**Entries supplied**
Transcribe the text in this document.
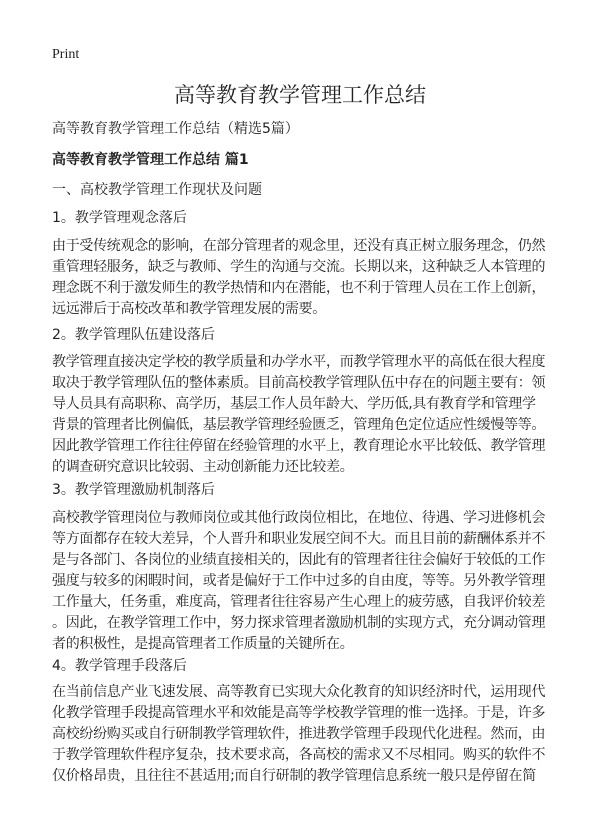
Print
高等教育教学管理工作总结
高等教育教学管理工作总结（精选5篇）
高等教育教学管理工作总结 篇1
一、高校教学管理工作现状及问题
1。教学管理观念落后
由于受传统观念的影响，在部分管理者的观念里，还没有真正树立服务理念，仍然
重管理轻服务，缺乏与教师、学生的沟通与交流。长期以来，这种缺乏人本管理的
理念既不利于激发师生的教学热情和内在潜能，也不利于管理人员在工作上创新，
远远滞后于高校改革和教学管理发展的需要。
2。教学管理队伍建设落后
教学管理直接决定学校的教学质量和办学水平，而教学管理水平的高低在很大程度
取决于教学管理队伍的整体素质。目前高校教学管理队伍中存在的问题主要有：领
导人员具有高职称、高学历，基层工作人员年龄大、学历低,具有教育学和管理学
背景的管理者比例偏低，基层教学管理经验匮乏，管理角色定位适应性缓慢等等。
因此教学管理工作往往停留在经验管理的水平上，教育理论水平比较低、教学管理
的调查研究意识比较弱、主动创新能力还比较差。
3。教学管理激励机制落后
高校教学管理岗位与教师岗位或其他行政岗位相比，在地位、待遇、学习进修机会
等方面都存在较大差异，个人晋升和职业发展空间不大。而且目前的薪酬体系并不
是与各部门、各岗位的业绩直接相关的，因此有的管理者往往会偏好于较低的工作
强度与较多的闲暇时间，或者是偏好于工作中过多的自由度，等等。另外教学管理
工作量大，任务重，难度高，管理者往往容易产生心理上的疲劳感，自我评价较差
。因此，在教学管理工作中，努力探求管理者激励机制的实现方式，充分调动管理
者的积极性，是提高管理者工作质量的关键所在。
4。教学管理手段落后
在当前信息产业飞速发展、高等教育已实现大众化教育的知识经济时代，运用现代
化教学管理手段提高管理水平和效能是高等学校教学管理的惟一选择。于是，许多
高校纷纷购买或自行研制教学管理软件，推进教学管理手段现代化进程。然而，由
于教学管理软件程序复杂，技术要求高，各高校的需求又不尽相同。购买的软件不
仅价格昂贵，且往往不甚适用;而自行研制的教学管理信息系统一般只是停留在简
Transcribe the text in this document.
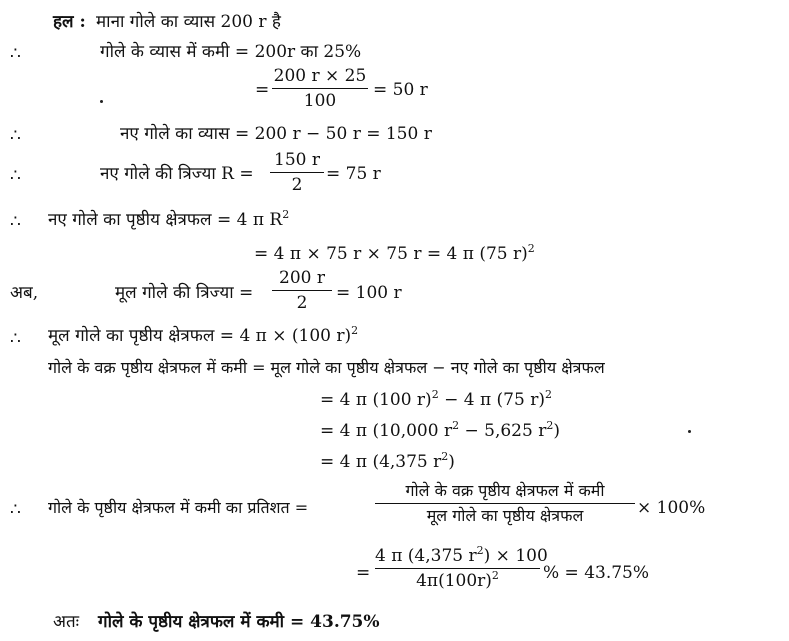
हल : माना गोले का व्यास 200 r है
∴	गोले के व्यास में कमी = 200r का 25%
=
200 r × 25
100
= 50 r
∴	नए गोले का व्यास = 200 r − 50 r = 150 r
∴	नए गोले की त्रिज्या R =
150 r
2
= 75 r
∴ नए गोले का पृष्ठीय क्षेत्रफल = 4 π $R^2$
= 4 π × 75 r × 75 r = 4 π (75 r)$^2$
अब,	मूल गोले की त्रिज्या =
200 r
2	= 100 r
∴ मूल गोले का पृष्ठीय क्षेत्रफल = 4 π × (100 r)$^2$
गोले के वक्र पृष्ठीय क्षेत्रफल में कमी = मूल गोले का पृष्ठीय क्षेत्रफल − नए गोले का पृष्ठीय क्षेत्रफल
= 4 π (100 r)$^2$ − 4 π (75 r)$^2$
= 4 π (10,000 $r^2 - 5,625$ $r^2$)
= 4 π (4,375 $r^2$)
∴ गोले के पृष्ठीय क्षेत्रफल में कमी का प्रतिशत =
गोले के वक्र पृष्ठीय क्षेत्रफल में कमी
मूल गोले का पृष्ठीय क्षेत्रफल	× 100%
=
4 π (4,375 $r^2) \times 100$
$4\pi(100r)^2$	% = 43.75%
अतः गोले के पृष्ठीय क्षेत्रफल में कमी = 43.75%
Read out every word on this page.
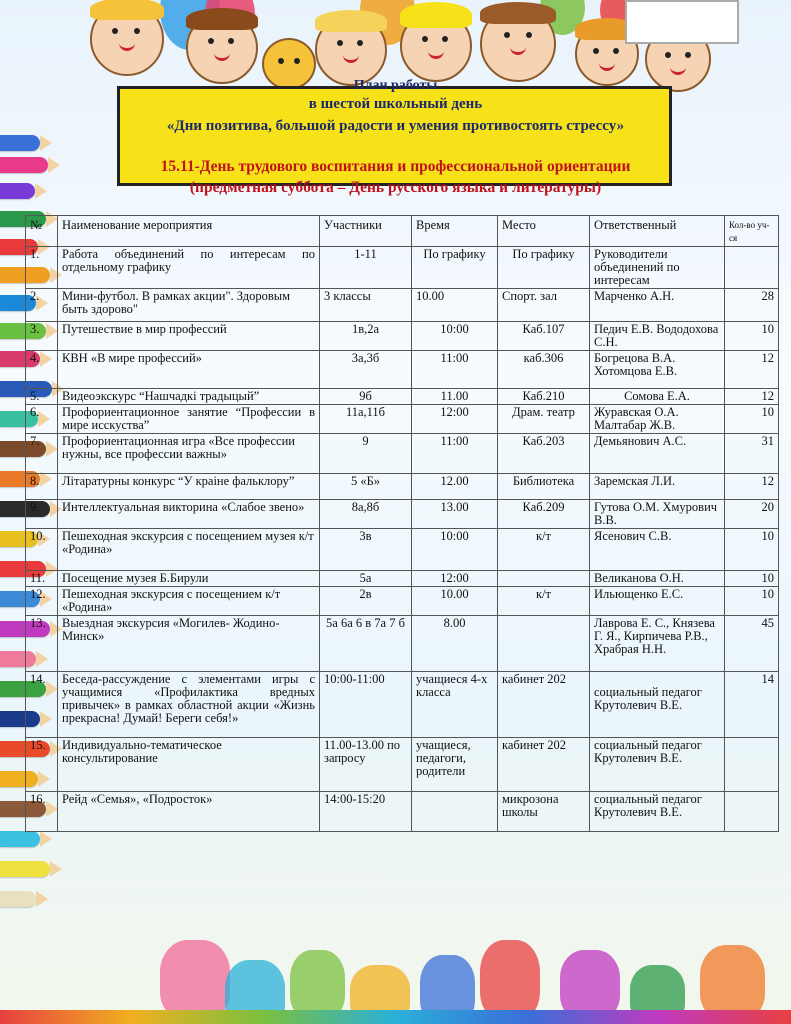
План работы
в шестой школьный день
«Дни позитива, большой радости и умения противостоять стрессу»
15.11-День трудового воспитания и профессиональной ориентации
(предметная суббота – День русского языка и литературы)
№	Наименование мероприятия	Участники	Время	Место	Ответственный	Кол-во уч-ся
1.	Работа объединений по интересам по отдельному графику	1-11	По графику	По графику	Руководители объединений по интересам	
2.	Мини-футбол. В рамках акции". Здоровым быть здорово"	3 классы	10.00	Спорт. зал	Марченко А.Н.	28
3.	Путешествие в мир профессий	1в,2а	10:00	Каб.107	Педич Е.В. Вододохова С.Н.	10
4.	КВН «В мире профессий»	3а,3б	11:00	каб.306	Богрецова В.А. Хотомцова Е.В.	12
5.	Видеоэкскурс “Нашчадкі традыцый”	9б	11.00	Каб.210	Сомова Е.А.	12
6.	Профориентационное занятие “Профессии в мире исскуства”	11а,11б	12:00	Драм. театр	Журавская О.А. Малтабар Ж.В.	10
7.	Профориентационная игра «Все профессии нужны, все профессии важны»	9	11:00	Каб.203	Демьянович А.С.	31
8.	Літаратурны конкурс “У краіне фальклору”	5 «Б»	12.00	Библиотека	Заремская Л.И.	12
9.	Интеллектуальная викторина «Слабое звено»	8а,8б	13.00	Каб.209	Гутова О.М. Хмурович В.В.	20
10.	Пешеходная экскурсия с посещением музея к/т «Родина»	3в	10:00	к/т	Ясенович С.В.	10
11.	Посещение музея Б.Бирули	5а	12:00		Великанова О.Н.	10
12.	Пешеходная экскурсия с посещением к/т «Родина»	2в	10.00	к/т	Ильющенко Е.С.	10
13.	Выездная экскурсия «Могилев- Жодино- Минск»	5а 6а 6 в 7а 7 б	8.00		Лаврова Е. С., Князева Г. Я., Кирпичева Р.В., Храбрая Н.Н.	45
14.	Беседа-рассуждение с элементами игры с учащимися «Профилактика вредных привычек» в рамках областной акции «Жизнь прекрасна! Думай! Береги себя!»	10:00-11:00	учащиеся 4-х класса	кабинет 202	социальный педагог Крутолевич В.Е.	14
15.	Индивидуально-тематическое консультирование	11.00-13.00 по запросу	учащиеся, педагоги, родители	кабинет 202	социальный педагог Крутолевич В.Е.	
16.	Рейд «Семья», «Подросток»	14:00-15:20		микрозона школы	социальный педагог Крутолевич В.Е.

---

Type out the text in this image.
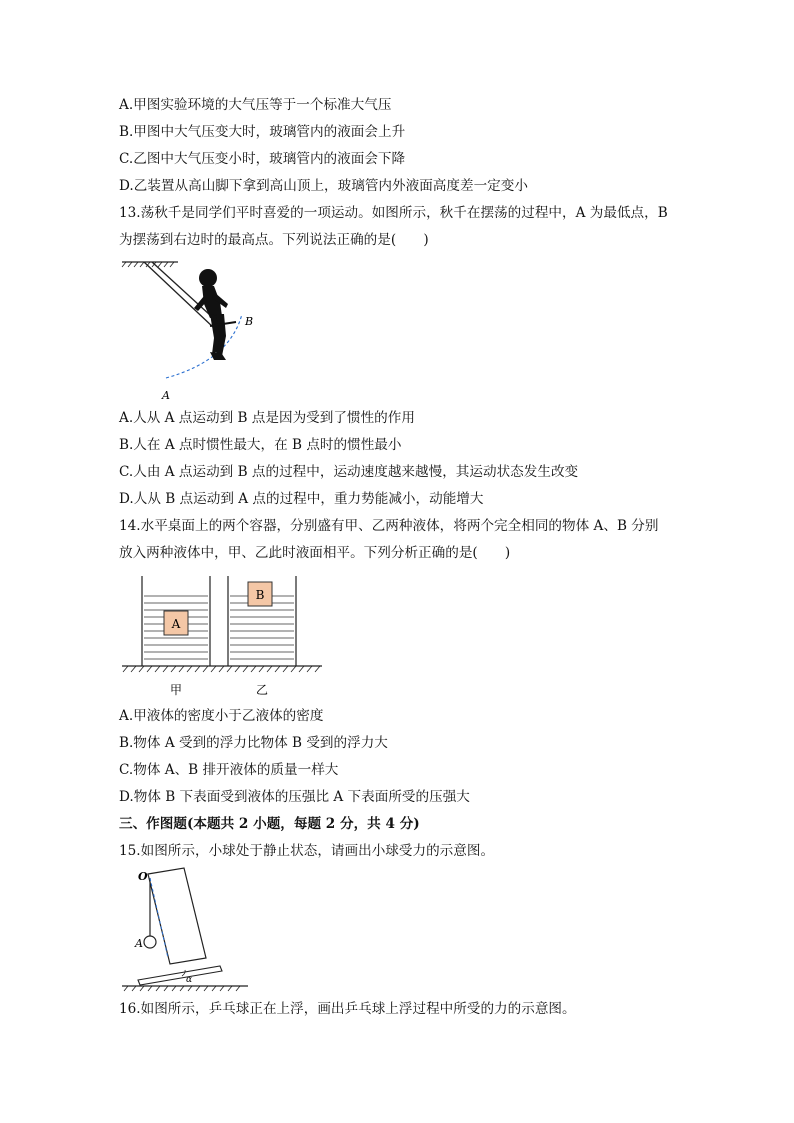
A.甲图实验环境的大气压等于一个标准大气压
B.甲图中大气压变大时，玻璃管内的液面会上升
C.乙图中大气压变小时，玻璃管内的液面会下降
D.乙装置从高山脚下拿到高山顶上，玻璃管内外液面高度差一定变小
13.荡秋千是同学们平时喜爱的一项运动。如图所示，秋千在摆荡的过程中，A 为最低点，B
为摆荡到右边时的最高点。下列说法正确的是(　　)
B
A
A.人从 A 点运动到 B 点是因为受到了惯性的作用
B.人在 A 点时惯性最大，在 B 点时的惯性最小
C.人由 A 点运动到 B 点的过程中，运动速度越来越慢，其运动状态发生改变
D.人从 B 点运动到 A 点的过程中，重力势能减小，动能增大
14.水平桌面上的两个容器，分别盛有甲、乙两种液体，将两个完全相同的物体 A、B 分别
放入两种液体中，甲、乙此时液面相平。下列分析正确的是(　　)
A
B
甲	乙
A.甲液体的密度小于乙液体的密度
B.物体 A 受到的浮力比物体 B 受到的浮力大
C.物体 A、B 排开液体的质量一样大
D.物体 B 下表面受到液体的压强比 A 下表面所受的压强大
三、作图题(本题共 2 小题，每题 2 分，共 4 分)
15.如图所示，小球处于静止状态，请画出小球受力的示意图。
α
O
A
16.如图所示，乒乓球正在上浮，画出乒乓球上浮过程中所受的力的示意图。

...

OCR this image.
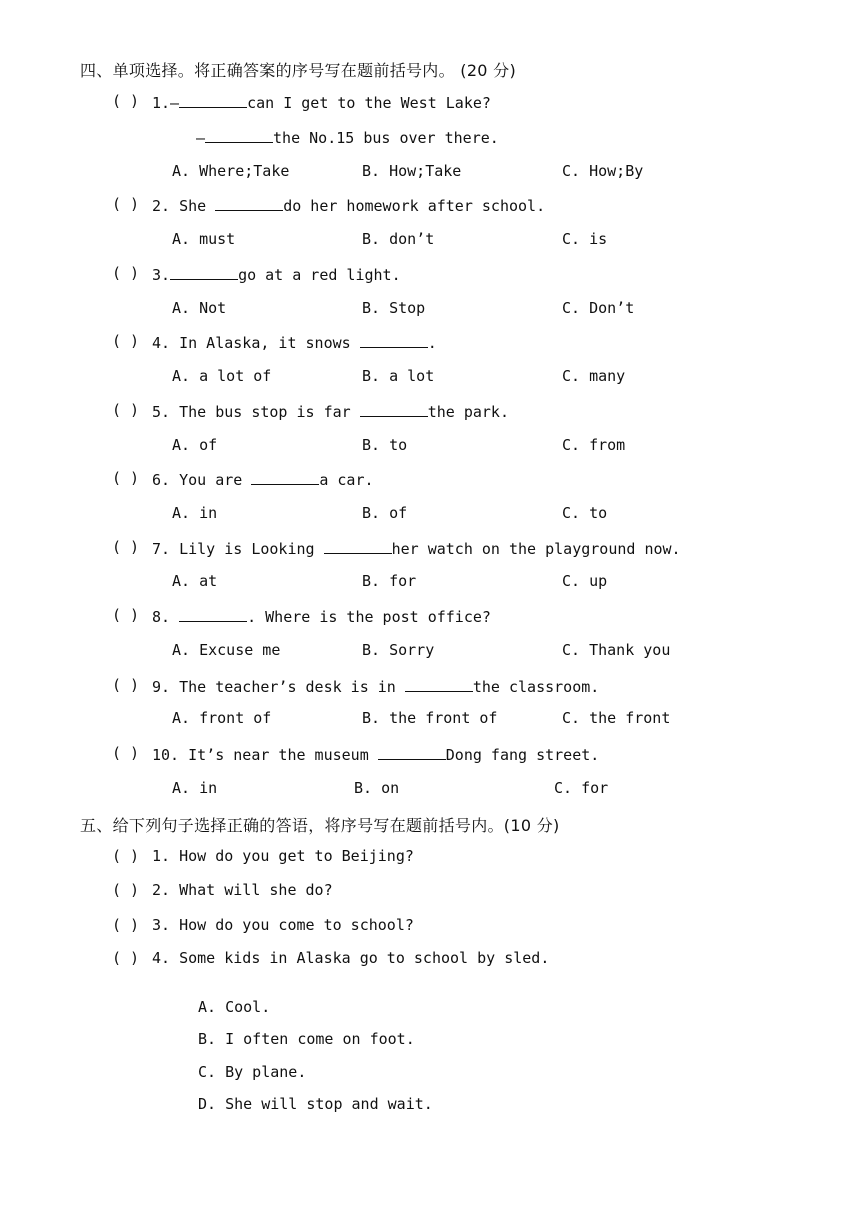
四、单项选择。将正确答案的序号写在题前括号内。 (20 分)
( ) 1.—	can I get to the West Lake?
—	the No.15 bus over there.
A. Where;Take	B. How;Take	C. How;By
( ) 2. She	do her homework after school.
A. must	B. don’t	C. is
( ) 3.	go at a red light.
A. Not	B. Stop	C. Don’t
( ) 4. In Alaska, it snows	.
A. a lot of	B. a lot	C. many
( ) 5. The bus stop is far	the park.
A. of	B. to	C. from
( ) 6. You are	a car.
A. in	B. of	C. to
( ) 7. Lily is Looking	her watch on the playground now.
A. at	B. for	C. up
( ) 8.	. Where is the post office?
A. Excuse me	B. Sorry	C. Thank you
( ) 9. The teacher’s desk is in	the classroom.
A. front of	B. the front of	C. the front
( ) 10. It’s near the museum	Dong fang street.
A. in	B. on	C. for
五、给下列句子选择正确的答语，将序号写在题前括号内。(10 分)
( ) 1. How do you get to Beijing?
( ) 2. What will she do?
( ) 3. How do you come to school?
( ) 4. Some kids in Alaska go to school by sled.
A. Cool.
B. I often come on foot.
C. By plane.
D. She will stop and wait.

**Aim of the exercise**
Reproduce every line from the entries that holds the word "点的过程中".

**Output of the exercise**
C.人由 A 点运动到 B 点的过程中，运动速度越来越慢，其运动状态发生改变
D.人从 B 点运动到 A 点的过程中，重力势能减小，动能增大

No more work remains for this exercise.